** START DATA FOR PROCESSING **

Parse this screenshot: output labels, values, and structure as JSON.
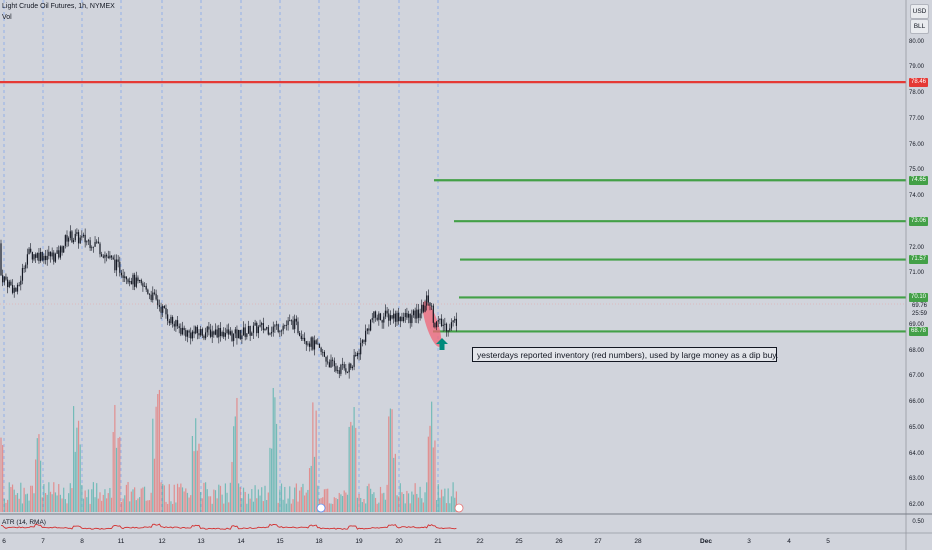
{
  "header": {
    "title": "Light Crude Oil Futures, 1h, NYMEX",
    "vol_label": "Vol",
    "atr_label": "ATR (14, RMA)"
  },
  "scale_units": [
    "USD",
    "BLL"
  ],
  "annotation": "yesterdays reported inventory (red numbers), used by large money as a dip buy.",
  "colors": {
    "background": "#d1d4dc",
    "resistance": "#e53935",
    "support": "#43a047",
    "candle": "#131722",
    "volume_up": "#26a69a",
    "volume_down": "#ef5350",
    "atr": "#d32f2f",
    "highlight": "#f06477",
    "arrow": "#00897b",
    "grid_dash": "#5b8ef2"
  },
  "chart_data": {
    "type": "candlestick",
    "y_axis": {
      "min": 62.0,
      "max": 80.0,
      "ticks": [
        "80.00",
        "79.00",
        "78.00",
        "77.00",
        "76.00",
        "75.00",
        "74.00",
        "73.00",
        "72.00",
        "71.00",
        "69.00",
        "68.00",
        "67.00",
        "66.00",
        "65.00",
        "64.00",
        "63.00",
        "62.00"
      ]
    },
    "x_axis": {
      "ticks": [
        "6",
        "7",
        "8",
        "11",
        "12",
        "13",
        "14",
        "15",
        "18",
        "19",
        "20",
        "21",
        "22",
        "25",
        "26",
        "27",
        "28",
        "Dec",
        "3",
        "4",
        "5"
      ]
    },
    "atr_axis": {
      "ticks": [
        "0.50"
      ]
    },
    "horizontal_levels": [
      {
        "value": 78.46,
        "label": "78.46",
        "color": "#e53935"
      },
      {
        "value": 74.65,
        "label": "74.65",
        "color": "#43a047"
      },
      {
        "value": 73.06,
        "label": "73.06",
        "color": "#43a047"
      },
      {
        "value": 71.57,
        "label": "71.57",
        "color": "#43a047"
      },
      {
        "value": 70.1,
        "label": "70.10",
        "color": "#43a047"
      },
      {
        "value": 68.78,
        "label": "68.78",
        "color": "#43a047"
      }
    ],
    "last_price": "69.76",
    "countdown": "25:59",
    "price_path": [
      [
        "11/05 09:00",
        72.2
      ],
      [
        "11/05 14:00",
        71.3
      ],
      [
        "11/06 08:00",
        70.3
      ],
      [
        "11/06 14:00",
        71.8
      ],
      [
        "11/07 09:00",
        71.7
      ],
      [
        "11/07 15:00",
        72.5
      ],
      [
        "11/08 09:00",
        72.2
      ],
      [
        "11/08 12:00",
        71.9
      ],
      [
        "11/08 20:00",
        71.4
      ],
      [
        "11/11 10:00",
        70.6
      ],
      [
        "11/11 16:00",
        70.4
      ],
      [
        "11/12 08:00",
        69.0
      ],
      [
        "11/12 16:00",
        68.7
      ],
      [
        "11/13 12:00",
        68.8
      ],
      [
        "11/13 20:00",
        68.6
      ],
      [
        "11/14 10:00",
        68.9
      ],
      [
        "11/14 18:00",
        68.9
      ],
      [
        "11/15 08:00",
        69.1
      ],
      [
        "11/15 16:00",
        68.5
      ],
      [
        "11/18 02:00",
        67.9
      ],
      [
        "11/18 10:00",
        67.3
      ],
      [
        "11/18 20:00",
        67.4
      ],
      [
        "11/19 08:00",
        69.3
      ],
      [
        "11/19 20:00",
        69.4
      ],
      [
        "11/20 08:00",
        69.3
      ],
      [
        "11/20 14:00",
        69.6
      ],
      [
        "11/20 18:00",
        70.1
      ],
      [
        "11/20 22:00",
        69.1
      ],
      [
        "11/21 06:00",
        69.0
      ],
      [
        "11/21 14:00",
        69.3
      ],
      [
        "11/21 19:00",
        69.76
      ]
    ]
  },
  "events": {
    "icon_lightning": "lightning-icon",
    "icon_dividend": "earnings-icon"
  }
}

** END DATA FOR PROCESSING **

TASK BRIEF. Omit the images and transcribe all of the records above word for word.

FULL ANSWER.
Parse this screenshot: output labels, values, and structure as JSON.
{
  "header": {
    "title": "Light Crude Oil Futures, 1h, NYMEX",
    "vol_label": "Vol",
    "atr_label": "ATR (14, RMA)"
  },
  "scale_units": [
    "USD",
    "BLL"
  ],
  "annotation": "yesterdays reported inventory (red numbers), used by large money as a dip buy.",
  "colors": {
    "background": "#d1d4dc",
    "resistance": "#e53935",
    "support": "#43a047",
    "candle": "#131722",
    "volume_up": "#26a69a",
    "volume_down": "#ef5350",
    "atr": "#d32f2f",
    "highlight": "#f06477",
    "arrow": "#00897b",
    "grid_dash": "#5b8ef2"
  },
  "chart_data": {
    "type": "candlestick",
    "y_axis": {
      "min": 62.0,
      "max": 80.0,
      "ticks": [
        "80.00",
        "79.00",
        "78.00",
        "77.00",
        "76.00",
        "75.00",
        "74.00",
        "73.00",
        "72.00",
        "71.00",
        "69.00",
        "68.00",
        "67.00",
        "66.00",
        "65.00",
        "64.00",
        "63.00",
        "62.00"
      ]
    },
    "x_axis": {
      "ticks": [
        "6",
        "7",
        "8",
        "11",
        "12",
        "13",
        "14",
        "15",
        "18",
        "19",
        "20",
        "21",
        "22",
        "25",
        "26",
        "27",
        "28",
        "Dec",
        "3",
        "4",
        "5"
      ]
    },
    "atr_axis": {
      "ticks": [
        "0.50"
      ]
    },
    "horizontal_levels": [
      {
        "value": 78.46,
        "label": "78.46",
        "color": "#e53935"
      },
      {
        "value": 74.65,
        "label": "74.65",
        "color": "#43a047"
      },
      {
        "value": 73.06,
        "label": "73.06",
        "color": "#43a047"
      },
      {
        "value": 71.57,
        "label": "71.57",
        "color": "#43a047"
      },
      {
        "value": 70.1,
        "label": "70.10",
        "color": "#43a047"
      },
      {
        "value": 68.78,
        "label": "68.78",
        "color": "#43a047"
      }
    ],
    "last_price": "69.76",
    "countdown": "25:59",
    "price_path": [
      [
        "11/05 09:00",
        72.2
      ],
      [
        "11/05 14:00",
        71.3
      ],
      [
        "11/06 08:00",
        70.3
      ],
      [
        "11/06 14:00",
        71.8
      ],
      [
        "11/07 09:00",
        71.7
      ],
      [
        "11/07 15:00",
        72.5
      ],
      [
        "11/08 09:00",
        72.2
      ],
      [
        "11/08 12:00",
        71.9
      ],
      [
        "11/08 20:00",
        71.4
      ],
      [
        "11/11 10:00",
        70.6
      ],
      [
        "11/11 16:00",
        70.4
      ],
      [
        "11/12 08:00",
        69.0
      ],
      [
        "11/12 16:00",
        68.7
      ],
      [
        "11/13 12:00",
        68.8
      ],
      [
        "11/13 20:00",
        68.6
      ],
      [
        "11/14 10:00",
        68.9
      ],
      [
        "11/14 18:00",
        68.9
      ],
      [
        "11/15 08:00",
        69.1
      ],
      [
        "11/15 16:00",
        68.5
      ],
      [
        "11/18 02:00",
        67.9
      ],
      [
        "11/18 10:00",
        67.3
      ],
      [
        "11/18 20:00",
        67.4
      ],
      [
        "11/19 08:00",
        69.3
      ],
      [
        "11/19 20:00",
        69.4
      ],
      [
        "11/20 08:00",
        69.3
      ],
      [
        "11/20 14:00",
        69.6
      ],
      [
        "11/20 18:00",
        70.1
      ],
      [
        "11/20 22:00",
        69.1
      ],
      [
        "11/21 06:00",
        69.0
      ],
      [
        "11/21 14:00",
        69.3
      ],
      [
        "11/21 19:00",
        69.76
      ]
    ]
  },
  "events": {
    "icon_lightning": "lightning-icon",
    "icon_dividend": "earnings-icon"
  }
}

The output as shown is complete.